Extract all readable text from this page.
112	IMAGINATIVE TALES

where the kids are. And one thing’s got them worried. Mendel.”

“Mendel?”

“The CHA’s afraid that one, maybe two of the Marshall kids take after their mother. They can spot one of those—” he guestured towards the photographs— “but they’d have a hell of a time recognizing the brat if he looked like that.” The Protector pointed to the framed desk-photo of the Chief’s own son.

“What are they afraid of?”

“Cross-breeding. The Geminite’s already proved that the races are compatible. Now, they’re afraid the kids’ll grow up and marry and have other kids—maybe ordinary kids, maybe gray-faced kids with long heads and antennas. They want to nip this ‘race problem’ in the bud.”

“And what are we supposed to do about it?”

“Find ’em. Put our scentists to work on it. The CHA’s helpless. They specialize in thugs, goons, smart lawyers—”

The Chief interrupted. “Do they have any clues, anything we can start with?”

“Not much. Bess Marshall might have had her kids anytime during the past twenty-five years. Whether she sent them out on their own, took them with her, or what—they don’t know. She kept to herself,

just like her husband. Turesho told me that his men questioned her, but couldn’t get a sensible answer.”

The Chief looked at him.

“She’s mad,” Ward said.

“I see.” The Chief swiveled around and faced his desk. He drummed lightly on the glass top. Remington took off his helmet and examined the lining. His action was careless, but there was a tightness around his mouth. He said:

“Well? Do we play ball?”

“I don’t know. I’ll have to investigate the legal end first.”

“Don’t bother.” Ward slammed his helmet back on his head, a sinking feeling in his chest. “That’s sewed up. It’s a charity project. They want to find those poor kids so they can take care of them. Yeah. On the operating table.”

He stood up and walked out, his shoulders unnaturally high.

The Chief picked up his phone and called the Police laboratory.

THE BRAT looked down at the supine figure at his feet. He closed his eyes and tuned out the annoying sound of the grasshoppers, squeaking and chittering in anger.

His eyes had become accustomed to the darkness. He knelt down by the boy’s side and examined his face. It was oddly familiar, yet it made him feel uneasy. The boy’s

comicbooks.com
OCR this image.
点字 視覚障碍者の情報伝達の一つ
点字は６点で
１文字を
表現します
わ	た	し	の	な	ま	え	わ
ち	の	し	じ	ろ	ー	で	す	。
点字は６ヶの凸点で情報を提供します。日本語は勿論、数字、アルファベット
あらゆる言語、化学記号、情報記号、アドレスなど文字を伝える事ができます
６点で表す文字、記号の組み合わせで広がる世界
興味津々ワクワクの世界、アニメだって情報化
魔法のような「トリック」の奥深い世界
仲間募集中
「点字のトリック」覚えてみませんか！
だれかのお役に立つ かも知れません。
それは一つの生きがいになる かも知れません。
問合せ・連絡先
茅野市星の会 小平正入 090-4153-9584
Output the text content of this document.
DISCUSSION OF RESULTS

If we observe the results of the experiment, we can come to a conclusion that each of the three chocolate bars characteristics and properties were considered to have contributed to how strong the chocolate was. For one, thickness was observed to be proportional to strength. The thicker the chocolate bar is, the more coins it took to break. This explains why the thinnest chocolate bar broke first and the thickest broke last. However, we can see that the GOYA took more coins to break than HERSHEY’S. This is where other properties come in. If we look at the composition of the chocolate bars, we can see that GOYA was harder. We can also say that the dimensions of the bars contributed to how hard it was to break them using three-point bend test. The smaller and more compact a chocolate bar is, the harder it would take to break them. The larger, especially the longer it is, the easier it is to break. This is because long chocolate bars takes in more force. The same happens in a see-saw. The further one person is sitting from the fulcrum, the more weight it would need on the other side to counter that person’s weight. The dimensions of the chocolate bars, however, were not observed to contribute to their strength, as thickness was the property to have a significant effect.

· · · · · · ·

WRITTEN EXERCISE: Each entry above needs to be retyped exactly.

THE RESULT:
Extract all readable text from this page.
112	IMAGINATIVE TALES

where the kids are. And one thing’s got them worried. Mendel.”

“Mendel?”

“The CHA’s afraid that one, maybe two of the Marshall kids take after their mother. They can spot one of those—” he guestured towards the photographs— “but they’d have a hell of a time recognizing the brat if he looked like that.” The Protector pointed to the framed desk-photo of the Chief’s own son.

“What are they afraid of?”

“Cross-breeding. The Geminite’s already proved that the races are compatible. Now, they’re afraid the kids’ll grow up and marry and have other kids—maybe ordinary kids, maybe gray-faced kids with long heads and antennas. They want to nip this ‘race problem’ in the bud.”

“And what are we supposed to do about it?”

“Find ’em. Put our scentists to work on it. The CHA’s helpless. They specialize in thugs, goons, smart lawyers—”

The Chief interrupted. “Do they have any clues, anything we can start with?”

“Not much. Bess Marshall might have had her kids anytime during the past twenty-five years. Whether she sent them out on their own, took them with her, or what—they don’t know. She kept to herself,

just like her husband. Turesho told me that his men questioned her, but couldn’t get a sensible answer.”

The Chief looked at him.

“She’s mad,” Ward said.

“I see.” The Chief swiveled around and faced his desk. He drummed lightly on the glass top. Remington took off his helmet and examined the lining. His action was careless, but there was a tightness around his mouth. He said:

“Well? Do we play ball?”

“I don’t know. I’ll have to investigate the legal end first.”

“Don’t bother.” Ward slammed his helmet back on his head, a sinking feeling in his chest. “That’s sewed up. It’s a charity project. They want to find those poor kids so they can take care of them. Yeah. On the operating table.”

He stood up and walked out, his shoulders unnaturally high.

The Chief picked up his phone and called the Police laboratory.

THE BRAT looked down at the supine figure at his feet. He closed his eyes and tuned out the annoying sound of the grasshoppers, squeaking and chittering in anger.

His eyes had become accustomed to the darkness. He knelt down by the boy’s side and examined his face. It was oddly familiar, yet it made him feel uneasy. The boy’s

comicbooks.com
OCR this image.
点字 視覚障碍者の情報伝達の一つ
点字は６点で
１文字を
表現します
わ	た	し	の	な	ま	え	わ
ち	の	し	じ	ろ	ー	で	す	。
点字は６ヶの凸点で情報を提供します。日本語は勿論、数字、アルファベット
あらゆる言語、化学記号、情報記号、アドレスなど文字を伝える事ができます
６点で表す文字、記号の組み合わせで広がる世界
興味津々ワクワクの世界、アニメだって情報化
魔法のような「トリック」の奥深い世界
仲間募集中
「点字のトリック」覚えてみませんか！
だれかのお役に立つ かも知れません。
それは一つの生きがいになる かも知れません。
問合せ・連絡先
茅野市星の会 小平正入 090-4153-9584
Output the text content of this document.
DISCUSSION OF RESULTS

If we observe the results of the experiment, we can come to a conclusion that each of the three chocolate bars characteristics and properties were considered to have contributed to how strong the chocolate was. For one, thickness was observed to be proportional to strength. The thicker the chocolate bar is, the more coins it took to break. This explains why the thinnest chocolate bar broke first and the thickest broke last. However, we can see that the GOYA took more coins to break than HERSHEY’S. This is where other properties come in. If we look at the composition of the chocolate bars, we can see that GOYA was harder. We can also say that the dimensions of the bars contributed to how hard it was to break them using three-point bend test. The smaller and more compact a chocolate bar is, the harder it would take to break them. The larger, especially the longer it is, the easier it is to break. This is because long chocolate bars takes in more force. The same happens in a see-saw. The further one person is sitting from the fulcrum, the more weight it would need on the other side to counter that person’s weight. The dimensions of the chocolate bars, however, were not observed to contribute to their strength, as thickness was the property to have a significant effect.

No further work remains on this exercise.